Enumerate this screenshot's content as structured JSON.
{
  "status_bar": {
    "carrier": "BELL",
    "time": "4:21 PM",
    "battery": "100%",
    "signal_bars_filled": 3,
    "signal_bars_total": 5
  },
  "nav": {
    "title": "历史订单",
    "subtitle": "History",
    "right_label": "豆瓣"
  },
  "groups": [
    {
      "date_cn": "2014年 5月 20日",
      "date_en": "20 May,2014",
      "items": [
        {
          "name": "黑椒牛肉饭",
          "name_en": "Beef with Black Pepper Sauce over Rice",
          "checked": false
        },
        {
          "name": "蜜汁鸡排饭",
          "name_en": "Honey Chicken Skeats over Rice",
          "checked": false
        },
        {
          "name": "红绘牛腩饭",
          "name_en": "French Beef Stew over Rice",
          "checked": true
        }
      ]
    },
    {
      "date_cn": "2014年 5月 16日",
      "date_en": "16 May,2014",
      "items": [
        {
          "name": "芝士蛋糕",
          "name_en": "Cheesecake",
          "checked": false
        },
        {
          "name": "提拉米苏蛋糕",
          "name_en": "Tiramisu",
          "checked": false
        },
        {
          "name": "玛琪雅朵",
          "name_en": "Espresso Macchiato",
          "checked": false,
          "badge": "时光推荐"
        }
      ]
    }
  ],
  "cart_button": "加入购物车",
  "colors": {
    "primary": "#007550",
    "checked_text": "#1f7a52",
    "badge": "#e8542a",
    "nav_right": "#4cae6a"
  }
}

######

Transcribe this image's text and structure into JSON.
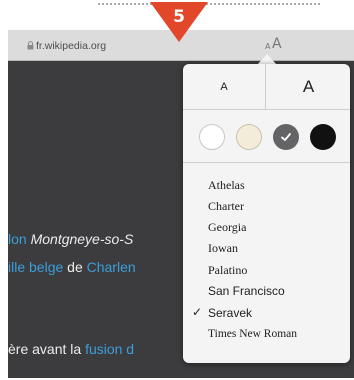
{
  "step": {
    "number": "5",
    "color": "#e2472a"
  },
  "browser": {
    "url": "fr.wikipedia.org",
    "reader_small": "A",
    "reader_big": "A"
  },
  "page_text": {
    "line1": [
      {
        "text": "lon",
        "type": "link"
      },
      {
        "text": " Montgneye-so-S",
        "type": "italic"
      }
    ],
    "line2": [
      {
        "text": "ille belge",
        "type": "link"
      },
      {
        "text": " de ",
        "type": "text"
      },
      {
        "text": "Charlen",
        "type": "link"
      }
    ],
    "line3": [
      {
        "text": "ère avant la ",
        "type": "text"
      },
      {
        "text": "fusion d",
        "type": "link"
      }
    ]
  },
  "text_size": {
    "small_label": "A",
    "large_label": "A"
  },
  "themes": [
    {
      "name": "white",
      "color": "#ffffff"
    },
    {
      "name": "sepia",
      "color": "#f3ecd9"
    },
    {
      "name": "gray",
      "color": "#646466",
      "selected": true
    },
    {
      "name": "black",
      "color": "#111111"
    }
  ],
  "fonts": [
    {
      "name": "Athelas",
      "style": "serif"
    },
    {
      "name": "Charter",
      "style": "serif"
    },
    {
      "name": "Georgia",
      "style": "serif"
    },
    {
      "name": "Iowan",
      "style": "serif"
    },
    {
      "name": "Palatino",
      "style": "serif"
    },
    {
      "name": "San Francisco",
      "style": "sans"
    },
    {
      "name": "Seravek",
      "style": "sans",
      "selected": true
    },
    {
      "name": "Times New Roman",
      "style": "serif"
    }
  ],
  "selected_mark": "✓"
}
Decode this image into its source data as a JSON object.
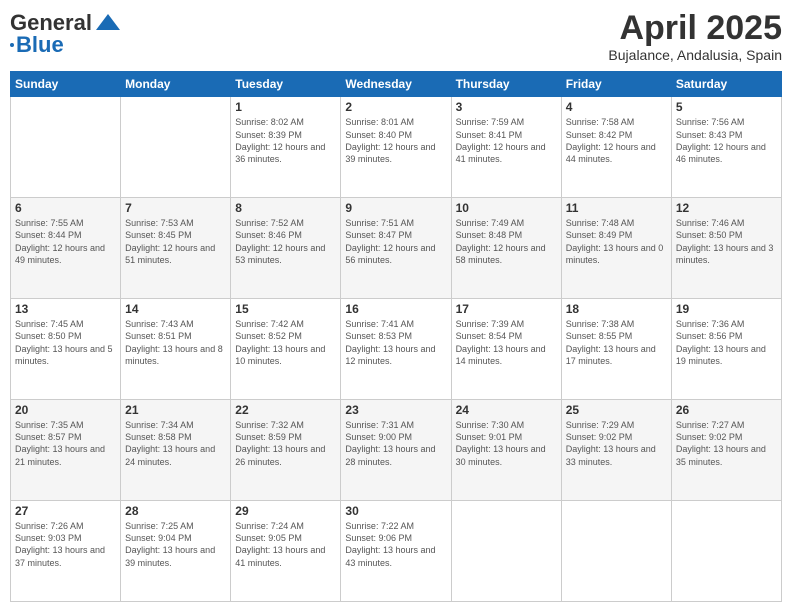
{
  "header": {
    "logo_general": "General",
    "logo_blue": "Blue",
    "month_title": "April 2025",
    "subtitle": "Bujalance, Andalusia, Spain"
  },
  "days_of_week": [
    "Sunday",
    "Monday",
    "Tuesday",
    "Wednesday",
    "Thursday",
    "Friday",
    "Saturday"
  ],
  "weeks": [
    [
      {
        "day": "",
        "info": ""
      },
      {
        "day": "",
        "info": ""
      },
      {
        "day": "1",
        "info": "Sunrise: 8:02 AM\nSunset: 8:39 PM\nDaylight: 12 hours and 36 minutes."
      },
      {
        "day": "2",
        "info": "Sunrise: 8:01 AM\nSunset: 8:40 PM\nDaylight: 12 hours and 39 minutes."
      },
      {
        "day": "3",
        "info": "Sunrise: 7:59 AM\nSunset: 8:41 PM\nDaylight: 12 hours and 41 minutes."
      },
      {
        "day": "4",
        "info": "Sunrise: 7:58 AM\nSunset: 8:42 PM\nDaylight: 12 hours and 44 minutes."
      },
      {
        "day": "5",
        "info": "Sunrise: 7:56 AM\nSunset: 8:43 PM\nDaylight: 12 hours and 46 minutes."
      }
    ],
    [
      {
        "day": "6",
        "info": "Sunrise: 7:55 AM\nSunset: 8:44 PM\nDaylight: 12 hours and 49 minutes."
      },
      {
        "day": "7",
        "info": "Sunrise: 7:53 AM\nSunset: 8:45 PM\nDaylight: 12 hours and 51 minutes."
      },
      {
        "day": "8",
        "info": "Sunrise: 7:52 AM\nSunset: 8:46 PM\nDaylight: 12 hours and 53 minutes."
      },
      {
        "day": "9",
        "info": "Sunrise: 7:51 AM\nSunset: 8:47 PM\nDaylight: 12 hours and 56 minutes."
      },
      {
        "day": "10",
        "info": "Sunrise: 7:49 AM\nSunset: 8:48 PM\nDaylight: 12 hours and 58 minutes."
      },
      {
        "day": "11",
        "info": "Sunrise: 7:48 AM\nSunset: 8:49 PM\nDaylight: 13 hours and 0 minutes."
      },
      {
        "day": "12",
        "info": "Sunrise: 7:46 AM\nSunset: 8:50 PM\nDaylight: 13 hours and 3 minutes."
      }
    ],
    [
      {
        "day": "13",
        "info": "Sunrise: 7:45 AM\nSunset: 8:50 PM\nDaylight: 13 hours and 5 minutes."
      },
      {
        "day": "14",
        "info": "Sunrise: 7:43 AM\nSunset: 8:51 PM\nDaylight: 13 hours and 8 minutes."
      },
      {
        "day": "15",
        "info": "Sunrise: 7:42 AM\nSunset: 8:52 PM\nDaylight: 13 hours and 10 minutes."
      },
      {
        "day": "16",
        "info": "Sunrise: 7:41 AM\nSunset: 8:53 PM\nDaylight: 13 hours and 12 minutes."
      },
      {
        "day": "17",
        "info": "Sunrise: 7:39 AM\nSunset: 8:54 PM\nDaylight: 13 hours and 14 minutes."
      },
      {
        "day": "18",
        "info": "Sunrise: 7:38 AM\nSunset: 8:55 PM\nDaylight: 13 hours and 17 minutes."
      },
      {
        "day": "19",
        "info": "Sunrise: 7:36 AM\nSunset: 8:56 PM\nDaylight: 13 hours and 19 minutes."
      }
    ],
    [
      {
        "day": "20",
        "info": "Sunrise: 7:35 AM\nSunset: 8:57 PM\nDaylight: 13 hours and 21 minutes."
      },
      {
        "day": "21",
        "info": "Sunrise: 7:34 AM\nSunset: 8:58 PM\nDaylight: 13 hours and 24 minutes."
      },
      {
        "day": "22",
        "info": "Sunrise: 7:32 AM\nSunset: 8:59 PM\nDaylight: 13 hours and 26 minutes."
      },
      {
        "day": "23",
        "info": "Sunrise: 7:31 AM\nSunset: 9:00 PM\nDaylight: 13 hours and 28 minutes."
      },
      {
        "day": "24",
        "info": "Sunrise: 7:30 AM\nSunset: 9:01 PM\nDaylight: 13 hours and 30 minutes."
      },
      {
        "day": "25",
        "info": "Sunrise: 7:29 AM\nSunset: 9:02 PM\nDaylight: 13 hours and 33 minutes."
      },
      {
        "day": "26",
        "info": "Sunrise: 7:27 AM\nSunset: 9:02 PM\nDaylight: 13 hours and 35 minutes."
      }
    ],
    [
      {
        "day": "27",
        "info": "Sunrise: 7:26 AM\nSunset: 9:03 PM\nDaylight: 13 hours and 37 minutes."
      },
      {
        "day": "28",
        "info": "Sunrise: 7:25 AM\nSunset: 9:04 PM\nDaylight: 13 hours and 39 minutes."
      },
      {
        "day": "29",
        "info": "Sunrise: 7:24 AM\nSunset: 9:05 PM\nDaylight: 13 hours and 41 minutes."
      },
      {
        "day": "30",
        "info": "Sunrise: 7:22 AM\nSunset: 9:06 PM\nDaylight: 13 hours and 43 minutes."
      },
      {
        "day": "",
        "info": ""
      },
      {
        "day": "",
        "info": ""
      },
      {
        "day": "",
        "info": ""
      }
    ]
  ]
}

######

Using the material above, count the lines containing the word "image". Reply with the number alone.

2